**WRITTEN INSTRUCTION 1:** In the records, rewrite everything from the line containing "Find all labels, buttons, inputs, and" down to the line containing "qvalue-x-tick-label: 250 <box>287", replacing "Episodes" with "Steps" and leaving all else unchanged.

A new component of AWS Systems Manager aims to assist with handling incidents.
AWS Systems Manager (formerly called SSM – Simple Systems Manager) was introduced in 2017, though it really goes back to EC2 Systems Manager, launched late 2016.
"It started as a way to manage your EC2 instances," AWS evangelist Julien Simon told The Register, "for example, checking the patching status of your EC2 fleet. If you have a couple, you can do it manually, but if you have 100 instances, Linux and Windows, it's pretty difficult."
The current Systems Manager has capabilities including organising AWS resources, scheduling maintenance tasks, gathering automated inventory data, and viewing summaries of metrics and alarms. Admins can also run commands and scripts on multiple instances via SSM documents.
SSM depends on agents installed on EC2 instances, the code for which is open source on GitHub.

**Records from a data source:**
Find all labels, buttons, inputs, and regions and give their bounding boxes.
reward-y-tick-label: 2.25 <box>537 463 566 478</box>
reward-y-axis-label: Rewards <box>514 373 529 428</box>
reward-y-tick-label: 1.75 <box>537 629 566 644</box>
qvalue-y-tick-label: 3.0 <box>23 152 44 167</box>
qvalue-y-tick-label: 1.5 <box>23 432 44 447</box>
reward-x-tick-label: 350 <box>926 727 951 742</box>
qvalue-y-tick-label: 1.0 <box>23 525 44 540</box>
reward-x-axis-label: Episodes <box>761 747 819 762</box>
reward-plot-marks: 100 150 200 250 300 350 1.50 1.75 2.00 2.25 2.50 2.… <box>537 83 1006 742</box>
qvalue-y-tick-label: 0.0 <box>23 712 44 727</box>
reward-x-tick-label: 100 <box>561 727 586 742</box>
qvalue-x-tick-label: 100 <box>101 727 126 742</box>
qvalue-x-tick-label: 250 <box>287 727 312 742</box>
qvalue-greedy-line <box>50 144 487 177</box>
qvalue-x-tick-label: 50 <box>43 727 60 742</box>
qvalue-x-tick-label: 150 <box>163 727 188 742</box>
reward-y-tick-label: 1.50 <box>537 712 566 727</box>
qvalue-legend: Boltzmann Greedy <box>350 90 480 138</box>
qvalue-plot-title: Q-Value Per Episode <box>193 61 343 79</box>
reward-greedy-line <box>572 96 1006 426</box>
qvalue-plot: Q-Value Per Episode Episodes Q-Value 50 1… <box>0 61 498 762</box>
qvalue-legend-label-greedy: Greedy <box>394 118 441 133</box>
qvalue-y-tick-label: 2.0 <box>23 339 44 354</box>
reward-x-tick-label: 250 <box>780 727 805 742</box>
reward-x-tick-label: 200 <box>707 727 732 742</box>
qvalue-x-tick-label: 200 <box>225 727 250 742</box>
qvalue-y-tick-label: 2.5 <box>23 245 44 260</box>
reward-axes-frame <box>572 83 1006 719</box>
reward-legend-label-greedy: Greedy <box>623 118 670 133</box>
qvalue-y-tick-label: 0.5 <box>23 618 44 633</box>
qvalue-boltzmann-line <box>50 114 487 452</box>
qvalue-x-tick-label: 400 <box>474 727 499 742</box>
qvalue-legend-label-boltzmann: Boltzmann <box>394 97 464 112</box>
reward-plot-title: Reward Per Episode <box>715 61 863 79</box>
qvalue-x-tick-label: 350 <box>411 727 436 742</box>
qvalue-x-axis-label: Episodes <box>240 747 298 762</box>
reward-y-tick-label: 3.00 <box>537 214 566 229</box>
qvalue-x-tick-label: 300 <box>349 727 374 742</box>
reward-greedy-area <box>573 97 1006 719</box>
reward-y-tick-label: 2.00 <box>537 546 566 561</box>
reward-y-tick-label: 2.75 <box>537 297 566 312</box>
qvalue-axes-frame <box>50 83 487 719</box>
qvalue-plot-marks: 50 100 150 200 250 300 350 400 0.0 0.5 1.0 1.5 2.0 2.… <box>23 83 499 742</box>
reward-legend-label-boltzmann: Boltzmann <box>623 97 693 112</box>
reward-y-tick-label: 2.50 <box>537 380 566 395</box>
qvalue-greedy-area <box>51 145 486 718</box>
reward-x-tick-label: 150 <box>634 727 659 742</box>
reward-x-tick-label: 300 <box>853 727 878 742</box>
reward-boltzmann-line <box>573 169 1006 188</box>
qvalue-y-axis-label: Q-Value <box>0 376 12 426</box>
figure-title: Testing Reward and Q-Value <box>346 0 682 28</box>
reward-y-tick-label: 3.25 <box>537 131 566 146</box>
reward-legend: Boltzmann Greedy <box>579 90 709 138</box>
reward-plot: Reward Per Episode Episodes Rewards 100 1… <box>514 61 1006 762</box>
--
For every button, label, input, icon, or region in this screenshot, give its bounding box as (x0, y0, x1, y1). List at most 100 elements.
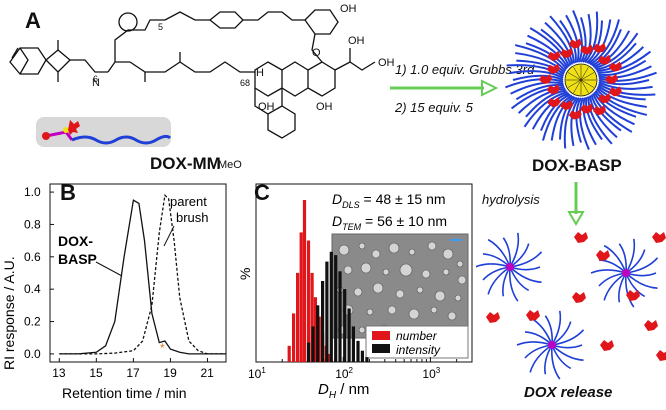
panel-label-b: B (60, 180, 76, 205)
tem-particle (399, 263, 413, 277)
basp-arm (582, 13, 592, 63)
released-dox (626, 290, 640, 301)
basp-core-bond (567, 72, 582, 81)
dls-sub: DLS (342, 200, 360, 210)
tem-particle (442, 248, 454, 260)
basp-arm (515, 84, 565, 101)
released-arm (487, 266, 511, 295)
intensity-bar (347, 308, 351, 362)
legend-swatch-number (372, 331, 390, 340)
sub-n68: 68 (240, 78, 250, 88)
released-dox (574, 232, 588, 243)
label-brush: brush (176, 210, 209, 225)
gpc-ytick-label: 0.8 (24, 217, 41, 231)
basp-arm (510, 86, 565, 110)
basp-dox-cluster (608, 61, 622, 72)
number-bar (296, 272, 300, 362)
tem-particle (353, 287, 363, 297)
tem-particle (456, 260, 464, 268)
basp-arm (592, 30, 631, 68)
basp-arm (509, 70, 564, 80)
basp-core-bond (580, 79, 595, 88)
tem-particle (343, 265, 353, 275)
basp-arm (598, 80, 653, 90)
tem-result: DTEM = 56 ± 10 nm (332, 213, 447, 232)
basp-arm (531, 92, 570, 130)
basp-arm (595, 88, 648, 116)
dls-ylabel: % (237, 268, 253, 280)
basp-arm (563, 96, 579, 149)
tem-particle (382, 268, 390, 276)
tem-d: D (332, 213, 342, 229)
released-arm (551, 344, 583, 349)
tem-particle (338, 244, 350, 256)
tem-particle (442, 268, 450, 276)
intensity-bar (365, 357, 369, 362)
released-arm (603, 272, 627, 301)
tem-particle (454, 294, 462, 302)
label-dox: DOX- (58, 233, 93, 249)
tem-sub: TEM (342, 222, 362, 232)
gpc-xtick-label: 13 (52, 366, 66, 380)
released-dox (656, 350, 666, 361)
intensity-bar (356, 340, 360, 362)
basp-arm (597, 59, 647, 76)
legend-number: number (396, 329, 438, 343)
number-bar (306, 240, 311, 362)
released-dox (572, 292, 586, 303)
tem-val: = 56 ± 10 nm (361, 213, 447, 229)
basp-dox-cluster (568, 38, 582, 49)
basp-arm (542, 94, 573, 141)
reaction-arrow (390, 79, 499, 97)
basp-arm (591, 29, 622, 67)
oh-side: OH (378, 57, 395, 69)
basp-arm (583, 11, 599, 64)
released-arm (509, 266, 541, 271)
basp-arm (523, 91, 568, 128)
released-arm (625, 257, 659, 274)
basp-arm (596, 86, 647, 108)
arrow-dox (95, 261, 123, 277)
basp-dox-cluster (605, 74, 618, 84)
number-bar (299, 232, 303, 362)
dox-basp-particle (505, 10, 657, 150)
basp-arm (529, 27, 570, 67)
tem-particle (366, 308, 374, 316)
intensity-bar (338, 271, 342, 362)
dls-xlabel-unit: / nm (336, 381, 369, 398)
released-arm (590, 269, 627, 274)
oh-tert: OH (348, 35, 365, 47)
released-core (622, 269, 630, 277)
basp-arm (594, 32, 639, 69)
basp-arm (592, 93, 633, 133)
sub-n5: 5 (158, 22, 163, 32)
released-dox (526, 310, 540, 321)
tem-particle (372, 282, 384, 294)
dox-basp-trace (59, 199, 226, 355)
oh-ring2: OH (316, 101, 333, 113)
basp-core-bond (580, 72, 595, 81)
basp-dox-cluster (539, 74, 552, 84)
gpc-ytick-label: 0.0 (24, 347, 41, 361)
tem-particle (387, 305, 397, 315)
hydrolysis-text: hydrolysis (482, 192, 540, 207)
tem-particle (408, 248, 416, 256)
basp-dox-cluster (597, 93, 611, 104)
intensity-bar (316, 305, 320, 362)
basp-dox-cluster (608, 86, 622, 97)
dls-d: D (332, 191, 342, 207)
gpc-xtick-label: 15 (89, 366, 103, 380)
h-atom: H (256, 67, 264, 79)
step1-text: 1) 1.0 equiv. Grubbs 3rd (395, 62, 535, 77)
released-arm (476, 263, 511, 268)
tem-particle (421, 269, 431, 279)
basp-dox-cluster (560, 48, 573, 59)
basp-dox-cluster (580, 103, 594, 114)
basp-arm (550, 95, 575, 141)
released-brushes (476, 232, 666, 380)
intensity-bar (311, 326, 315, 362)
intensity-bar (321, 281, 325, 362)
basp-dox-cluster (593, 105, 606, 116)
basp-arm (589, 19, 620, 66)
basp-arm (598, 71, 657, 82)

**WRITTEN INSTRUCTION 2:** In the AWS Systems Manager article, list the capabilities named in the sentence that begins "The current Systems Manager has capabilities including".

**ANSWER 1:**
Find all labels, buttons, inputs, and regions and give their bounding boxes.
reward-y-tick-label: 2.25 <box>537 463 566 478</box>
reward-y-axis-label: Rewards <box>514 373 529 428</box>
reward-y-tick-label: 1.75 <box>537 629 566 644</box>
qvalue-y-tick-label: 3.0 <box>23 152 44 167</box>
qvalue-y-tick-label: 1.5 <box>23 432 44 447</box>
reward-x-tick-label: 350 <box>926 727 951 742</box>
qvalue-y-tick-label: 1.0 <box>23 525 44 540</box>
reward-x-axis-label: Steps <box>761 747 819 762</box>
reward-plot-marks: 100 150 200 250 300 350 1.50 1.75 2.00 2.25 2.50 2.… <box>537 83 1006 742</box>
qvalue-y-tick-label: 0.0 <box>23 712 44 727</box>
reward-x-tick-label: 100 <box>561 727 586 742</box>
qvalue-x-tick-label: 100 <box>101 727 126 742</box>
qvalue-x-tick-label: 250 <box>287 727 312 742</box>

**ANSWER 2:**
- organising AWS resources
- scheduling maintenance tasks
- gathering automated inventory data
- viewing summaries of metrics and alarms